YOUR OBJECTIVE:
Emit only the lines from the line containing "What's the underlying" through the last line of the entries, unchanged.

PROVIDED DATA:
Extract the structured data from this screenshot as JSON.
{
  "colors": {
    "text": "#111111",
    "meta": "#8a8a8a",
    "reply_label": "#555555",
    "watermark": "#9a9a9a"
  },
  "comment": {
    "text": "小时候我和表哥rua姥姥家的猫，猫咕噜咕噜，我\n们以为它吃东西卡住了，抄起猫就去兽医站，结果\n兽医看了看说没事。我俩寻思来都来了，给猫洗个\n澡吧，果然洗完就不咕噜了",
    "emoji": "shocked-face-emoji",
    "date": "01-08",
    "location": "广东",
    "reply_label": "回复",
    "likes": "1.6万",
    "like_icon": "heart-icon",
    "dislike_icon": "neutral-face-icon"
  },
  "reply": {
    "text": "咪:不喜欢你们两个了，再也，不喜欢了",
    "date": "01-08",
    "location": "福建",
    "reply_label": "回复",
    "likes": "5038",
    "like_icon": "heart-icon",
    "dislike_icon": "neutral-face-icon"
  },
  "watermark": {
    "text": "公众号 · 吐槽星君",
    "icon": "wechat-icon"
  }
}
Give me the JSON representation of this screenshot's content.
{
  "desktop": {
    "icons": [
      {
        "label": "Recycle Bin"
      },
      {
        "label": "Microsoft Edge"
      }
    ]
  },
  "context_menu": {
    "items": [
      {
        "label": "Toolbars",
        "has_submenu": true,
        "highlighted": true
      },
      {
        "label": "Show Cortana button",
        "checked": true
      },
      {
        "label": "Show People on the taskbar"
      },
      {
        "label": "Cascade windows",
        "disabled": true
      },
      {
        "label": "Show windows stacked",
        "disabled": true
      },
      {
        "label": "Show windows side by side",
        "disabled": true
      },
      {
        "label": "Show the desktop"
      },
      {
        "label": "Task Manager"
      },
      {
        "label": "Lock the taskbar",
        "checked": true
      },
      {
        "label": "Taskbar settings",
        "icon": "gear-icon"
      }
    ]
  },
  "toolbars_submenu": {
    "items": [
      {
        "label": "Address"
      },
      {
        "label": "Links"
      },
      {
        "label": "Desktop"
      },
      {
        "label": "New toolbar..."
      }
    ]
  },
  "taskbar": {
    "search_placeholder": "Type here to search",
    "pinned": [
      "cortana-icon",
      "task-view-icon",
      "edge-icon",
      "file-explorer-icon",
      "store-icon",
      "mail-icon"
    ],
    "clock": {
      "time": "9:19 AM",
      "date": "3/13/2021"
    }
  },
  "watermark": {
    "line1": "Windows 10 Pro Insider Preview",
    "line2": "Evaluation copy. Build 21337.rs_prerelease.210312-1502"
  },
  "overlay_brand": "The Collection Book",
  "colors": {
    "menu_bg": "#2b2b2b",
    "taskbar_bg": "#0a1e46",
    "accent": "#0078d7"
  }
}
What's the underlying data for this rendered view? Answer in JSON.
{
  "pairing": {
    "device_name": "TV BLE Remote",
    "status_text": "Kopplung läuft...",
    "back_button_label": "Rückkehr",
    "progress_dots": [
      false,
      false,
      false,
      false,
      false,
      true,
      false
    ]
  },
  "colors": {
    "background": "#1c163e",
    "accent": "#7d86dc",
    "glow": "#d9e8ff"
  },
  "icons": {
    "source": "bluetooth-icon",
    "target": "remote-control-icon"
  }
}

EXERCISE RESPONSE:
What's the underlying data for this rendered view? Answer in JSON.
{
  "pairing": {
    "device_name": "TV BLE Remote",
    "status_text": "Kopplung läuft...",
    "back_button_label": "Rückkehr",
    "progress_dots": [
      false,
      false,
      false,
      false,
      false,
      true,
      false
    ]
  },
  "colors": {
    "background": "#1c163e",
    "accent": "#7d86dc",
    "glow": "#d9e8ff"
  },
  "icons": {
    "source": "bluetooth-icon",
    "target": "remote-control-icon"
  }
}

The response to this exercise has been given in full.